**Entries shown**
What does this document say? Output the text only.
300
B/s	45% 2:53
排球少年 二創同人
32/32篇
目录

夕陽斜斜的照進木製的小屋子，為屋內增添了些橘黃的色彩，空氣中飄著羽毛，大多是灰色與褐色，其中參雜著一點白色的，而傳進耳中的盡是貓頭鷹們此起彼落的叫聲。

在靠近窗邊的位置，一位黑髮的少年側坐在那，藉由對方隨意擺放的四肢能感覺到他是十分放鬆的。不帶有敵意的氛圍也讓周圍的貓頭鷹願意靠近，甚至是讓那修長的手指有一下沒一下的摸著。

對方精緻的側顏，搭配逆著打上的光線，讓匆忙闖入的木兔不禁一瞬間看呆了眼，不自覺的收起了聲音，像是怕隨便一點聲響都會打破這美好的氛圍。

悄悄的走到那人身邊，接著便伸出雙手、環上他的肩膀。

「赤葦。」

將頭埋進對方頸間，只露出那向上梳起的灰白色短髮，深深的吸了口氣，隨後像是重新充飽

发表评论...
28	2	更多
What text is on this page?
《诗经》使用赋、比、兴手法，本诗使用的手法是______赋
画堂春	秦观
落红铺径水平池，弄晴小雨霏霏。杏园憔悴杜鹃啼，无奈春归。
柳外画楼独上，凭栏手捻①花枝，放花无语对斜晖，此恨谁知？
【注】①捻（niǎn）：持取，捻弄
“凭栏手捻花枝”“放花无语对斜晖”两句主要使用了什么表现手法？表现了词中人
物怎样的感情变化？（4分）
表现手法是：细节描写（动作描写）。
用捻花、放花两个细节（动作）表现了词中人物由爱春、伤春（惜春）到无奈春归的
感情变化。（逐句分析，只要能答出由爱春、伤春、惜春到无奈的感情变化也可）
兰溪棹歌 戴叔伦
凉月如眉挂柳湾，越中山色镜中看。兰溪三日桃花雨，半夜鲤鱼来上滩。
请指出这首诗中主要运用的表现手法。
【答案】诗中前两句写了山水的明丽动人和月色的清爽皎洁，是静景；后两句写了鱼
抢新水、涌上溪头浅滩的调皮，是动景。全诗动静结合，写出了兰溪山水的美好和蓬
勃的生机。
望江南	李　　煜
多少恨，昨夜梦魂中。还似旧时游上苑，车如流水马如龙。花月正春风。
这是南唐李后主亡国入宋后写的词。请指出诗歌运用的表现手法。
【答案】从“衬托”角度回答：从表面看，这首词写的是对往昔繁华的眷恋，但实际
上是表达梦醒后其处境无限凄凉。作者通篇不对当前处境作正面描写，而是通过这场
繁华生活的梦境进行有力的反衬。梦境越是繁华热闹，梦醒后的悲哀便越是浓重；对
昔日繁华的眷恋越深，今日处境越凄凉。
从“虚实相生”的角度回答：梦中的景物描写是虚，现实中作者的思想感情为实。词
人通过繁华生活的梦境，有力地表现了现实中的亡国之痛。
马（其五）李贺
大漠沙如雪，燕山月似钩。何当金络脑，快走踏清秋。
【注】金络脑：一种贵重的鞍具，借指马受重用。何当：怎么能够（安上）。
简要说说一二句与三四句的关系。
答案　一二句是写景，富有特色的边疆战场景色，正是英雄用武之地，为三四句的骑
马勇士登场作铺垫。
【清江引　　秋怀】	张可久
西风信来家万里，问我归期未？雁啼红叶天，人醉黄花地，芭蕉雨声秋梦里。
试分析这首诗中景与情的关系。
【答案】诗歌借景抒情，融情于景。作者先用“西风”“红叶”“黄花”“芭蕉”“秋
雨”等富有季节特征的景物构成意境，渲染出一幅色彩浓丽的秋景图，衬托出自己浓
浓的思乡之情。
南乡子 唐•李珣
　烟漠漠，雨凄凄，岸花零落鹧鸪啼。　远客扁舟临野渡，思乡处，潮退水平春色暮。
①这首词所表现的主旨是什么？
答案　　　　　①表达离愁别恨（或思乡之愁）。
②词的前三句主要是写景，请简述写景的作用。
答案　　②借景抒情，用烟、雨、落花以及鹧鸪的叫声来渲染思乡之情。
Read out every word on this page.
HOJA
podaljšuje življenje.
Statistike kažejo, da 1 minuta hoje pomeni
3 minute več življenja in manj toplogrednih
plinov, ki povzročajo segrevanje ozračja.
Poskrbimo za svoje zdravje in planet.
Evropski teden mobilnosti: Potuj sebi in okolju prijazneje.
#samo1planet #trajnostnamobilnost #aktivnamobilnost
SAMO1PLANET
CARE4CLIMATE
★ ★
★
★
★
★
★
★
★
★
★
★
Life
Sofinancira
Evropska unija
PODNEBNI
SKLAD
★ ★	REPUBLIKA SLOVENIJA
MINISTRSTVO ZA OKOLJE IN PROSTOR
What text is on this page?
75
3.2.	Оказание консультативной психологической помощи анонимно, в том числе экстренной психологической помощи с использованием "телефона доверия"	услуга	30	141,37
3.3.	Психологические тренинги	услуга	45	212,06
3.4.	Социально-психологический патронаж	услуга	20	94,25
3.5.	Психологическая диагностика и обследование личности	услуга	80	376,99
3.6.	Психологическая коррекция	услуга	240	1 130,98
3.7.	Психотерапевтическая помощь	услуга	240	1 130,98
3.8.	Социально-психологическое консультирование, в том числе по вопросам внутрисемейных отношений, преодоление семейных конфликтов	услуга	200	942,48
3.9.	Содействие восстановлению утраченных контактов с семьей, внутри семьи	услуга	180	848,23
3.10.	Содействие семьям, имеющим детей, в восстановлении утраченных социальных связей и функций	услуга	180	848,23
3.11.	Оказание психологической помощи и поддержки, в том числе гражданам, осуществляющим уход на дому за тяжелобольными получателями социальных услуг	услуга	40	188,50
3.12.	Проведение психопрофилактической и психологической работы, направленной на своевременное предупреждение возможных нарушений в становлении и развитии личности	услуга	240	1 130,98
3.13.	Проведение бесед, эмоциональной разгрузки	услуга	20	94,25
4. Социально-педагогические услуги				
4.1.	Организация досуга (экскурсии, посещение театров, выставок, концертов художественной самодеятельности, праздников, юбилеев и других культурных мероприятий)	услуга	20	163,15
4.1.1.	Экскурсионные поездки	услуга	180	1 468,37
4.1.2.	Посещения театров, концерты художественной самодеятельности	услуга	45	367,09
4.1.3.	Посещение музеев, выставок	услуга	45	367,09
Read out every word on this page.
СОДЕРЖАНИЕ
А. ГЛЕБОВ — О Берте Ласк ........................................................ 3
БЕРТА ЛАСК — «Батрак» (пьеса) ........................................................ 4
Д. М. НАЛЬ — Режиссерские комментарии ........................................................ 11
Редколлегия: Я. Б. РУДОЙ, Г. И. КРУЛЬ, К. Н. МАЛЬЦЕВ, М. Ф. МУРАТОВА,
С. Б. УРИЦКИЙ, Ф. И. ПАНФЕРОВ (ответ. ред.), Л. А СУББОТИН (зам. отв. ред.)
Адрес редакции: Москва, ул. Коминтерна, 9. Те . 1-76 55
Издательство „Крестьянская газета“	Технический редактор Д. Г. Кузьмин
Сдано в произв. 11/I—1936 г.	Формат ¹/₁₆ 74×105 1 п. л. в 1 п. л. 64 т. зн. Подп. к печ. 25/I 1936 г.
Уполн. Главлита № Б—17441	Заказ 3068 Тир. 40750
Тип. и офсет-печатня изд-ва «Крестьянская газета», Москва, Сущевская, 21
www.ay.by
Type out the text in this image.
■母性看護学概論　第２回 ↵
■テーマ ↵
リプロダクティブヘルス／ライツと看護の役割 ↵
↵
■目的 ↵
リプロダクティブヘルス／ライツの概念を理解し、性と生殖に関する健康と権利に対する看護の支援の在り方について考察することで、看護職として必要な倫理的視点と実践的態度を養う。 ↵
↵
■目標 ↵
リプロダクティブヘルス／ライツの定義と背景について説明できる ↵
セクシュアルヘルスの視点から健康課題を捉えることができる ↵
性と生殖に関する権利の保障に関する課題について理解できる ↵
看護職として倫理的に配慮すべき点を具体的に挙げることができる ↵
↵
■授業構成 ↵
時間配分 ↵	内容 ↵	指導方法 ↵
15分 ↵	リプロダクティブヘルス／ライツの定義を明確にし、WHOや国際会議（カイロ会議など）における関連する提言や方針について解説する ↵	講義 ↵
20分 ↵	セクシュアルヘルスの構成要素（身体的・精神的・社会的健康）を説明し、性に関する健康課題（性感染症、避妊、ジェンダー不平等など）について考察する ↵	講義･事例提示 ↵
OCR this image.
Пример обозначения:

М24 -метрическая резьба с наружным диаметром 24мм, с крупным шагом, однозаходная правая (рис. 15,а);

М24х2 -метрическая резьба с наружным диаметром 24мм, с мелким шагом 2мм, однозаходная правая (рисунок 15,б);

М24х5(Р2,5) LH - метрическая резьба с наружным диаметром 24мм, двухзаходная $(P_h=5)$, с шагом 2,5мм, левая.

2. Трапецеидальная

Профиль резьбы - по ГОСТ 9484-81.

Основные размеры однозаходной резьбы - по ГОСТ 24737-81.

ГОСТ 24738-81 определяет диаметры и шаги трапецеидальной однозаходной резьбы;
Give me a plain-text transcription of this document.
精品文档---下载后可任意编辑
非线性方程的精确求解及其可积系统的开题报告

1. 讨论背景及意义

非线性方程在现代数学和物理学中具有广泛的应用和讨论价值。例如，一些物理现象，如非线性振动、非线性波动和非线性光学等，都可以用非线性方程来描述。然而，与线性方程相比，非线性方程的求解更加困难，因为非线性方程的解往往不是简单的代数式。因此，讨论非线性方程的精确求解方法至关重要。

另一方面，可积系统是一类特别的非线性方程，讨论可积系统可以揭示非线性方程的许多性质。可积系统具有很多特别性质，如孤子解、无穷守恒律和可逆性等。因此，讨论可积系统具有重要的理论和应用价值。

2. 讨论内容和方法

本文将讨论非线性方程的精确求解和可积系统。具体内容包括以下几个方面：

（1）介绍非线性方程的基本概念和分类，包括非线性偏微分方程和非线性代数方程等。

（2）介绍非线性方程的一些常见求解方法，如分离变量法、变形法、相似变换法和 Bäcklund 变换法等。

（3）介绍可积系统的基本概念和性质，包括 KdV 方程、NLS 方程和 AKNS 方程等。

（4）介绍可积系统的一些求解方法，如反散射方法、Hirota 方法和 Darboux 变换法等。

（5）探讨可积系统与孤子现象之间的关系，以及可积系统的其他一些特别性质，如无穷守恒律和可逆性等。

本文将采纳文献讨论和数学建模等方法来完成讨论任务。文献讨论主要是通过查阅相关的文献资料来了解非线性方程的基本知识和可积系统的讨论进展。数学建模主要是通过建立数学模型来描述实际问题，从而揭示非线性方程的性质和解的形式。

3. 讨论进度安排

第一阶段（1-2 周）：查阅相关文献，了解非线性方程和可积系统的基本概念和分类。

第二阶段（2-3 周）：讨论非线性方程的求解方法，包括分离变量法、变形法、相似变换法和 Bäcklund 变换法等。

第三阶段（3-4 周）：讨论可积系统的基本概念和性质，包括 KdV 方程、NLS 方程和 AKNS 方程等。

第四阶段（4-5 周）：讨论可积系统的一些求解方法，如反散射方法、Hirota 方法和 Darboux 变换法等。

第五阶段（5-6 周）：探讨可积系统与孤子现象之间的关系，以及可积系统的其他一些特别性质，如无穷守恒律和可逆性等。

**The task**
Extract, from the listing above, every line where the string "Bäcklund" occurs.

**Task output**
（2）介绍非线性方程的一些常见求解方法，如分离变量法、变形法、相似变换法和 Bäcklund 变换法等。
第二阶段（2-3 周）：讨论非线性方程的求解方法，包括分离变量法、变形法、相似变换法和 Bäcklund 变换法等。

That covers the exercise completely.